Can you restate the records below word for word?

--

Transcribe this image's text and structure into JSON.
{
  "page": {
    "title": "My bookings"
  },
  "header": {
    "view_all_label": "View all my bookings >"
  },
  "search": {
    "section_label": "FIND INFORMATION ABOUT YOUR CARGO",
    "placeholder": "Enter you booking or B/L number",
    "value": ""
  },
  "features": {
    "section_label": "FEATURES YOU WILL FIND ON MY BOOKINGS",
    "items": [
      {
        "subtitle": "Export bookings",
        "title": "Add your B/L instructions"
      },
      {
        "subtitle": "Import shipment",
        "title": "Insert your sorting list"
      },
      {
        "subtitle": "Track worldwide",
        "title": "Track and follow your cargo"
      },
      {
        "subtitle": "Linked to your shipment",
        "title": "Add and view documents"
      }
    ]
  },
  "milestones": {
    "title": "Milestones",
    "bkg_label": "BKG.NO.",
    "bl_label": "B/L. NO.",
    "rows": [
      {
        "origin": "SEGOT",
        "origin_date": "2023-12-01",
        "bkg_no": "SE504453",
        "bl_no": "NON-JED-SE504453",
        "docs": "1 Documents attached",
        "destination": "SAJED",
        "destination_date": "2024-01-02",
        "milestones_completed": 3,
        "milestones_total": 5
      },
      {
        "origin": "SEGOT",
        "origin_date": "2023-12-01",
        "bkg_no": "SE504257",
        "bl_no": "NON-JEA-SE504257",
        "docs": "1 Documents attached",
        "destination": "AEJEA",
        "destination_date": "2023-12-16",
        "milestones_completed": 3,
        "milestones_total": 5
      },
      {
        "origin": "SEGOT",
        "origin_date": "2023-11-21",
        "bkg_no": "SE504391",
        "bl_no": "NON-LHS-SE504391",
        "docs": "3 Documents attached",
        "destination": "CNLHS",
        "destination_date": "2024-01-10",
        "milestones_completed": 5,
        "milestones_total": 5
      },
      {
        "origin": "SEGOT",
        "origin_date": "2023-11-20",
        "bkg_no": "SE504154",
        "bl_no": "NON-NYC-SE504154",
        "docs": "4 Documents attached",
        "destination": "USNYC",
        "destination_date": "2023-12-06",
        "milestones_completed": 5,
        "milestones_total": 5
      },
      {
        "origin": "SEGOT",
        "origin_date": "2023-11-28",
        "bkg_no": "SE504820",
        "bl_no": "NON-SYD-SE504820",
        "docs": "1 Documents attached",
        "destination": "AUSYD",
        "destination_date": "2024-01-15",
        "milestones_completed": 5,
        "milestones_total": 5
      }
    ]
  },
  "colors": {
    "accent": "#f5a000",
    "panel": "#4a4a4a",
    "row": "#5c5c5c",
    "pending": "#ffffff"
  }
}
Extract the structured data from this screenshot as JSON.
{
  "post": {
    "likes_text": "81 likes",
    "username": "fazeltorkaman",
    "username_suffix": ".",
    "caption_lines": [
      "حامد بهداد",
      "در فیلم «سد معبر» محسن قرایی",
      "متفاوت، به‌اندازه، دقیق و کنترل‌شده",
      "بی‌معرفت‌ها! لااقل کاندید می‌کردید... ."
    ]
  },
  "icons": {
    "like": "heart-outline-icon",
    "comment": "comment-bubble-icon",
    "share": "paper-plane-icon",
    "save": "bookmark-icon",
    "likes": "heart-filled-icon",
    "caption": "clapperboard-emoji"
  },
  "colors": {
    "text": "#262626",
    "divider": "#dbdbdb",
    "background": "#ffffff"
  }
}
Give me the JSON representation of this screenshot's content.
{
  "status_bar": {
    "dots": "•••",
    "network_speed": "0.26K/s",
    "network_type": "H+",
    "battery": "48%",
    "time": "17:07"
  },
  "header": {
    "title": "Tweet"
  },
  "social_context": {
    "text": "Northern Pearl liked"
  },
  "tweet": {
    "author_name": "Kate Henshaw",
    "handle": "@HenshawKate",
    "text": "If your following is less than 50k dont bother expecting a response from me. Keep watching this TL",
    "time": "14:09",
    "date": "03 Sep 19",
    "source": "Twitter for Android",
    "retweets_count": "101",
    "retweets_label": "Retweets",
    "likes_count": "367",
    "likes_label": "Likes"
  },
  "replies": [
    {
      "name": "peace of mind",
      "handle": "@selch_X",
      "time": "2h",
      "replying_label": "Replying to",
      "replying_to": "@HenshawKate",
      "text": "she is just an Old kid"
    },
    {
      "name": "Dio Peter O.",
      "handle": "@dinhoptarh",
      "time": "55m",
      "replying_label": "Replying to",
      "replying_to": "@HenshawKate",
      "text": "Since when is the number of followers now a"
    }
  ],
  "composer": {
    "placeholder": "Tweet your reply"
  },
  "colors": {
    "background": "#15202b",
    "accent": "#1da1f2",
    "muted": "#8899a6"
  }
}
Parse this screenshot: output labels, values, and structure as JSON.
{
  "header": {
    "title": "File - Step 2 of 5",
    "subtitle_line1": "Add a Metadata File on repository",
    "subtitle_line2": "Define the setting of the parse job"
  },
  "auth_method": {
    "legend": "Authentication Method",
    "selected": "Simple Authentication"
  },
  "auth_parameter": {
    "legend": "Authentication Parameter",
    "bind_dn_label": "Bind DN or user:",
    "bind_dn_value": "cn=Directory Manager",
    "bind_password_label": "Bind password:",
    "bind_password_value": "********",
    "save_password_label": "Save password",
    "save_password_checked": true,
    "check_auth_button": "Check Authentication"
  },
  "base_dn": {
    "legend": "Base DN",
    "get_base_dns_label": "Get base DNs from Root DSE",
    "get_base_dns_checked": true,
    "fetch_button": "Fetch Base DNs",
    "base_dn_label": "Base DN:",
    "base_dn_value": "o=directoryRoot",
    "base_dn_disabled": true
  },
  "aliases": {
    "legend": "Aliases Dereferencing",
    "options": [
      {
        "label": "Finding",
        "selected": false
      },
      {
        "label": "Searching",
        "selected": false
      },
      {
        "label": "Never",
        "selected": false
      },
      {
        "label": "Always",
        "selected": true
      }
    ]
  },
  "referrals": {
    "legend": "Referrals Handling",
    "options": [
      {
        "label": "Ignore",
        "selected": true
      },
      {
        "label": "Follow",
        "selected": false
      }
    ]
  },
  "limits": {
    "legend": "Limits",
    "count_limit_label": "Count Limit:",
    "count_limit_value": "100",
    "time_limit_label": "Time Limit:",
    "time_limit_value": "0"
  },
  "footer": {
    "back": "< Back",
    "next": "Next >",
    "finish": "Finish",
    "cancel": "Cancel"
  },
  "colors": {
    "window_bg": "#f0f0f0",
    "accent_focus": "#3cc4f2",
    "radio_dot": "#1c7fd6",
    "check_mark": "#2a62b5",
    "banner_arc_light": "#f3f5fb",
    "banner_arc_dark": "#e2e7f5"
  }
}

--

WRITTEN REPLY =>
Transcribe this image's text and structure into JSON.
{
  "page": {
    "title": "My bookings"
  },
  "header": {
    "view_all_label": "View all my bookings >"
  },
  "search": {
    "section_label": "FIND INFORMATION ABOUT YOUR CARGO",
    "placeholder": "Enter you booking or B/L number",
    "value": ""
  },
  "features": {
    "section_label": "FEATURES YOU WILL FIND ON MY BOOKINGS",
    "items": [
      {
        "subtitle": "Export bookings",
        "title": "Add your B/L instructions"
      },
      {
        "subtitle": "Import shipment",
        "title": "Insert your sorting list"
      },
      {
        "subtitle": "Track worldwide",
        "title": "Track and follow your cargo"
      },
      {
        "subtitle": "Linked to your shipment",
        "title": "Add and view documents"
      }
    ]
  },
  "milestones": {
    "title": "Milestones",
    "bkg_label": "BKG.NO.",
    "bl_label": "B/L. NO.",
    "rows": [
      {
        "origin": "SEGOT",
        "origin_date": "2023-12-01",
        "bkg_no": "SE504453",
        "bl_no": "NON-JED-SE504453",
        "docs": "1 Documents attached",
        "destination": "SAJED",
        "destination_date": "2024-01-02",
        "milestones_completed": 3,
        "milestones_total": 5
      },
      {
        "origin": "SEGOT",
        "origin_date": "2023-12-01",
        "bkg_no": "SE504257",
        "bl_no": "NON-JEA-SE504257",
        "docs": "1 Documents attached",
        "destination": "AEJEA",
        "destination_date": "2023-12-16",
        "milestones_completed": 3,
        "milestones_total": 5
      },
      {
        "origin": "SEGOT",
        "origin_date": "2023-11-21",
        "bkg_no": "SE504391",
        "bl_no": "NON-LHS-SE504391",
        "docs": "3 Documents attached",
        "destination": "CNLHS",
        "destination_date": "2024-01-10",
        "milestones_completed": 5,
        "milestones_total": 5
      },
      {
        "origin": "SEGOT",
        "origin_date": "2023-11-20",
        "bkg_no": "SE504154",
        "bl_no": "NON-NYC-SE504154",
        "docs": "4 Documents attached",
        "destination": "USNYC",
        "destination_date": "2023-12-06",
        "milestones_completed": 5,
        "milestones_total": 5
      },
      {
        "origin": "SEGOT",
        "origin_date": "2023-11-28",
        "bkg_no": "SE504820",
        "bl_no": "NON-SYD-SE504820",
        "docs": "1 Documents attached",
        "destination": "AUSYD",
        "destination_date": "2024-01-15",
        "milestones_completed": 5,
        "milestones_total": 5
      }
    ]
  },
  "colors": {
    "accent": "#f5a000",
    "panel": "#4a4a4a",
    "row": "#5c5c5c",
    "pending": "#ffffff"
  }
}
Extract the structured data from this screenshot as JSON.
{
  "post": {
    "likes_text": "81 likes",
    "username": "fazeltorkaman",
    "username_suffix": ".",
    "caption_lines": [
      "حامد بهداد",
      "در فیلم «سد معبر» محسن قرایی",
      "متفاوت، به‌اندازه، دقیق و کنترل‌شده",
      "بی‌معرفت‌ها! لااقل کاندید می‌کردید... ."
    ]
  },
  "icons": {
    "like": "heart-outline-icon",
    "comment": "comment-bubble-icon",
    "share": "paper-plane-icon",
    "save": "bookmark-icon",
    "likes": "heart-filled-icon",
    "caption": "clapperboard-emoji"
  },
  "colors": {
    "text": "#262626",
    "divider": "#dbdbdb",
    "background": "#ffffff"
  }
}
Give me the JSON representation of this screenshot's content.
{
  "status_bar": {
    "dots": "•••",
    "network_speed": "0.26K/s",
    "network_type": "H+",
    "battery": "48%",
    "time": "17:07"
  },
  "header": {
    "title": "Tweet"
  },
  "social_context": {
    "text": "Northern Pearl liked"
  },
  "tweet": {
    "author_name": "Kate Henshaw",
    "handle": "@HenshawKate",
    "text": "If your following is less than 50k dont bother expecting a response from me. Keep watching this TL",
    "time": "14:09",
    "date": "03 Sep 19",
    "source": "Twitter for Android",
    "retweets_count": "101",
    "retweets_label": "Retweets",
    "likes_count": "367",
    "likes_label": "Likes"
  },
  "replies": [
    {
      "name": "peace of mind",
      "handle": "@selch_X",
      "time": "2h",
      "replying_label": "Replying to",
      "replying_to": "@HenshawKate",
      "text": "she is just an Old kid"
    },
    {
      "name": "Dio Peter O.",
      "handle": "@dinhoptarh",
      "time": "55m",
      "replying_label": "Replying to",
      "replying_to": "@HenshawKate",
      "text": "Since when is the number of followers now a"
    }
  ],
  "composer": {
    "placeholder": "Tweet your reply"
  },
  "colors": {
    "background": "#15202b",
    "accent": "#1da1f2",
    "muted": "#8899a6"
  }
}
Parse this screenshot: output labels, values, and structure as JSON.
{
  "header": {
    "title": "File - Step 2 of 5",
    "subtitle_line1": "Add a Metadata File on repository",
    "subtitle_line2": "Define the setting of the parse job"
  },
  "auth_method": {
    "legend": "Authentication Method",
    "selected": "Simple Authentication"
  },
  "auth_parameter": {
    "legend": "Authentication Parameter",
    "bind_dn_label": "Bind DN or user:",
    "bind_dn_value": "cn=Directory Manager",
    "bind_password_label": "Bind password:",
    "bind_password_value": "********",
    "save_password_label": "Save password",
    "save_password_checked": true,
    "check_auth_button": "Check Authentication"
  },
  "base_dn": {
    "legend": "Base DN",
    "get_base_dns_label": "Get base DNs from Root DSE",
    "get_base_dns_checked": true,
    "fetch_button": "Fetch Base DNs",
    "base_dn_label": "Base DN:",
    "base_dn_value": "o=directoryRoot",
    "base_dn_disabled": true
  },
  "aliases": {
    "legend": "Aliases Dereferencing",
    "options": [
      {
        "label": "Finding",
        "selected": false
      },
      {
        "label": "Searching",
        "selected": false
      },
      {
        "label": "Never",
        "selected": false
      },
      {
        "label": "Always",
        "selected": true
      }
    ]
  },
  "referrals": {
    "legend": "Referrals Handling",
    "options": [
      {
        "label": "Ignore",
        "selected": true
      },
      {
        "label": "Follow",
        "selected": false
      }
    ]
  },
  "limits": {
    "legend": "Limits",
    "count_limit_label": "Count Limit:",
    "count_limit_value": "100",
    "time_limit_label": "Time Limit:",
    "time_limit_value": "0"
  },
  "footer": {
    "back": "< Back",
    "next": "Next >",
    "finish": "Finish",
    "cancel": "Cancel"
  },
  "colors": {
    "window_bg": "#f0f0f0",
    "accent_focus": "#3cc4f2",
    "radio_dot": "#1c7fd6",
    "check_mark": "#2a62b5",
    "banner_arc_light": "#f3f5fb",
    "banner_arc_dark": "#e2e7f5"
  }
}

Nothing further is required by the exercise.